- **ENTRIES**
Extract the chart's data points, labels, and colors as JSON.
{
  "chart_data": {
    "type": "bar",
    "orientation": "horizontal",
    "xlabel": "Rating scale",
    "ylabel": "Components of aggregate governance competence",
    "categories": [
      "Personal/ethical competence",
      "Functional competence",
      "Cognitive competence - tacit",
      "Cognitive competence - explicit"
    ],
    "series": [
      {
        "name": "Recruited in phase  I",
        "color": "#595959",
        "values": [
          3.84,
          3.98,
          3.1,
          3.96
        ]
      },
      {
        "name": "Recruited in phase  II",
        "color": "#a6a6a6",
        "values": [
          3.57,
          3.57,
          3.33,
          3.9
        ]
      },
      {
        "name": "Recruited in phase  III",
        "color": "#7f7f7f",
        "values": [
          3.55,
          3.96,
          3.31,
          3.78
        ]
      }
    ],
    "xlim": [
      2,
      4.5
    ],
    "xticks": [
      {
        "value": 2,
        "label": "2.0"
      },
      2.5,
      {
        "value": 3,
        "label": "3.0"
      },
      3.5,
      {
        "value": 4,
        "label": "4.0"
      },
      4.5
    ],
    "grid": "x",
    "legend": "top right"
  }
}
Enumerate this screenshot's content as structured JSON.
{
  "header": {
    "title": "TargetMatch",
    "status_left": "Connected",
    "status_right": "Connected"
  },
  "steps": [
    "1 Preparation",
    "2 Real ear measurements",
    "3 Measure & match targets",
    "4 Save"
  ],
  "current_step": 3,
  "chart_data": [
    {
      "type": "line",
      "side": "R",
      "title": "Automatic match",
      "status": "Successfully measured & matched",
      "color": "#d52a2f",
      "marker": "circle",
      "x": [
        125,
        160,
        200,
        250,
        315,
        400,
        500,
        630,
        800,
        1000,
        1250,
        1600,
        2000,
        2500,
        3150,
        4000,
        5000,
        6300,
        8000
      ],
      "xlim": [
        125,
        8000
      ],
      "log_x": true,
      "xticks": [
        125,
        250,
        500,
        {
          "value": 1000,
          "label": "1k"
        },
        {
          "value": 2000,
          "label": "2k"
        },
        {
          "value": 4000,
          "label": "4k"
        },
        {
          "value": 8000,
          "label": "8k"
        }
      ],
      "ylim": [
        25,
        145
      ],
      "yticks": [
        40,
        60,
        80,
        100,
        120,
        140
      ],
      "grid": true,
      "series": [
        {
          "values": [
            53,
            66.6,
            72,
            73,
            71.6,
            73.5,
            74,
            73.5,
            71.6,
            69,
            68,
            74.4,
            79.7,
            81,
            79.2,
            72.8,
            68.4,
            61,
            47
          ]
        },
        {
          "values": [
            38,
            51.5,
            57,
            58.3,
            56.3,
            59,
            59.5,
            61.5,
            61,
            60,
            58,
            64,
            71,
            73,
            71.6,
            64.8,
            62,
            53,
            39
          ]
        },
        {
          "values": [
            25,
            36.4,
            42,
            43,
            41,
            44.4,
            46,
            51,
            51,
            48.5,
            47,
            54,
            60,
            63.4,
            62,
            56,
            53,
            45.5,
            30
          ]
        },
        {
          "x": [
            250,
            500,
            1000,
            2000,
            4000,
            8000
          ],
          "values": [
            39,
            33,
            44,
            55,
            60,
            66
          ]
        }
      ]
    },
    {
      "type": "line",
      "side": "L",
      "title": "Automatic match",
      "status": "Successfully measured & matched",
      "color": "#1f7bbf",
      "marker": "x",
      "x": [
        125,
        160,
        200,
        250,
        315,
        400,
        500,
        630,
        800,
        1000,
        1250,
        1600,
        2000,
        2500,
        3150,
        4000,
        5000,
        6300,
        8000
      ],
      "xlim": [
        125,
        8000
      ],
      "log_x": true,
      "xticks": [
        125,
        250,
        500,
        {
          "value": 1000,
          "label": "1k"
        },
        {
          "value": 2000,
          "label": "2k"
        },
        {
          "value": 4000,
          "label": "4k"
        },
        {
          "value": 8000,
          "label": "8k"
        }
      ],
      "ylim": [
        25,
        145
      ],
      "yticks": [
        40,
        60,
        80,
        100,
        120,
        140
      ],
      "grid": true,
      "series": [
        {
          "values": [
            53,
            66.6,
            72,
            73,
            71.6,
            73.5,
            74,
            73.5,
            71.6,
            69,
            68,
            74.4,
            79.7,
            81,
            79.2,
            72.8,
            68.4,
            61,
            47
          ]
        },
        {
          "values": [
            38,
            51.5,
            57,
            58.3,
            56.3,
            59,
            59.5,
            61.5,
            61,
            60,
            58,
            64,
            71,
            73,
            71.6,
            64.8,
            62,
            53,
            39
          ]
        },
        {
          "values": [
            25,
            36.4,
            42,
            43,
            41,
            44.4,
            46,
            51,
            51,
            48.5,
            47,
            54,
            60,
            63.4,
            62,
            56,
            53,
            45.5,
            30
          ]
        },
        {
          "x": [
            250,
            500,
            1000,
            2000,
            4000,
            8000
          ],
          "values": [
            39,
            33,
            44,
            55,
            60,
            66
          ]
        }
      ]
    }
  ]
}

- **WHAT THE EXERCISE ASKS**
Give the listing again, word for word.

- **SOLUTION FOR THIS TASK**
Extract the chart's data points, labels, and colors as JSON.
{
  "chart_data": {
    "type": "bar",
    "orientation": "horizontal",
    "xlabel": "Rating scale",
    "ylabel": "Components of aggregate governance competence",
    "categories": [
      "Personal/ethical competence",
      "Functional competence",
      "Cognitive competence - tacit",
      "Cognitive competence - explicit"
    ],
    "series": [
      {
        "name": "Recruited in phase  I",
        "color": "#595959",
        "values": [
          3.84,
          3.98,
          3.1,
          3.96
        ]
      },
      {
        "name": "Recruited in phase  II",
        "color": "#a6a6a6",
        "values": [
          3.57,
          3.57,
          3.33,
          3.9
        ]
      },
      {
        "name": "Recruited in phase  III",
        "color": "#7f7f7f",
        "values": [
          3.55,
          3.96,
          3.31,
          3.78
        ]
      }
    ],
    "xlim": [
      2,
      4.5
    ],
    "xticks": [
      {
        "value": 2,
        "label": "2.0"
      },
      2.5,
      {
        "value": 3,
        "label": "3.0"
      },
      3.5,
      {
        "value": 4,
        "label": "4.0"
      },
      4.5
    ],
    "grid": "x",
    "legend": "top right"
  }
}
Enumerate this screenshot's content as structured JSON.
{
  "header": {
    "title": "TargetMatch",
    "status_left": "Connected",
    "status_right": "Connected"
  },
  "steps": [
    "1 Preparation",
    "2 Real ear measurements",
    "3 Measure & match targets",
    "4 Save"
  ],
  "current_step": 3,
  "chart_data": [
    {
      "type": "line",
      "side": "R",
      "title": "Automatic match",
      "status": "Successfully measured & matched",
      "color": "#d52a2f",
      "marker": "circle",
      "x": [
        125,
        160,
        200,
        250,
        315,
        400,
        500,
        630,
        800,
        1000,
        1250,
        1600,
        2000,
        2500,
        3150,
        4000,
        5000,
        6300,
        8000
      ],
      "xlim": [
        125,
        8000
      ],
      "log_x": true,
      "xticks": [
        125,
        250,
        500,
        {
          "value": 1000,
          "label": "1k"
        },
        {
          "value": 2000,
          "label": "2k"
        },
        {
          "value": 4000,
          "label": "4k"
        },
        {
          "value": 8000,
          "label": "8k"
        }
      ],
      "ylim": [
        25,
        145
      ],
      "yticks": [
        40,
        60,
        80,
        100,
        120,
        140
      ],
      "grid": true,
      "series": [
        {
          "values": [
            53,
            66.6,
            72,
            73,
            71.6,
            73.5,
            74,
            73.5,
            71.6,
            69,
            68,
            74.4,
            79.7,
            81,
            79.2,
            72.8,
            68.4,
            61,
            47
          ]
        },
        {
          "values": [
            38,
            51.5,
            57,
            58.3,
            56.3,
            59,
            59.5,
            61.5,
            61,
            60,
            58,
            64,
            71,
            73,
            71.6,
            64.8,
            62,
            53,
            39
          ]
        },
        {
          "values": [
            25,
            36.4,
            42,
            43,
            41,
            44.4,
            46,
            51,
            51,
            48.5,
            47,
            54,
            60,
            63.4,
            62,
            56,
            53,
            45.5,
            30
          ]
        },
        {
          "x": [
            250,
            500,
            1000,
            2000,
            4000,
            8000
          ],
          "values": [
            39,
            33,
            44,
            55,
            60,
            66
          ]
        }
      ]
    },
    {
      "type": "line",
      "side": "L",
      "title": "Automatic match",
      "status": "Successfully measured & matched",
      "color": "#1f7bbf",
      "marker": "x",
      "x": [
        125,
        160,
        200,
        250,
        315,
        400,
        500,
        630,
        800,
        1000,
        1250,
        1600,
        2000,
        2500,
        3150,
        4000,
        5000,
        6300,
        8000
      ],
      "xlim": [
        125,
        8000
      ],
      "log_x": true,
      "xticks": [
        125,
        250,
        500,
        {
          "value": 1000,
          "label": "1k"
        },
        {
          "value": 2000,
          "label": "2k"
        },
        {
          "value": 4000,
          "label": "4k"
        },
        {
          "value": 8000,
          "label": "8k"
        }
      ],
      "ylim": [
        25,
        145
      ],
      "yticks": [
        40,
        60,
        80,
        100,
        120,
        140
      ],
      "grid": true,
      "series": [
        {
          "values": [
            53,
            66.6,
            72,
            73,
            71.6,
            73.5,
            74,
            73.5,
            71.6,
            69,
            68,
            74.4,
            79.7,
            81,
            79.2,
            72.8,
            68.4,
            61,
            47
          ]
        },
        {
          "values": [
            38,
            51.5,
            57,
            58.3,
            56.3,
            59,
            59.5,
            61.5,
            61,
            60,
            58,
            64,
            71,
            73,
            71.6,
            64.8,
            62,
            53,
            39
          ]
        },
        {
          "values": [
            25,
            36.4,
            42,
            43,
            41,
            44.4,
            46,
            51,
            51,
            48.5,
            47,
            54,
            60,
            63.4,
            62,
            56,
            53,
            45.5,
            30
          ]
        },
        {
          "x": [
            250,
            500,
            1000,
            2000,
            4000,
            8000
          ],
          "values": [
            39,
            33,
            44,
            55,
            60,
            66
          ]
        }
      ]
    }
  ]
}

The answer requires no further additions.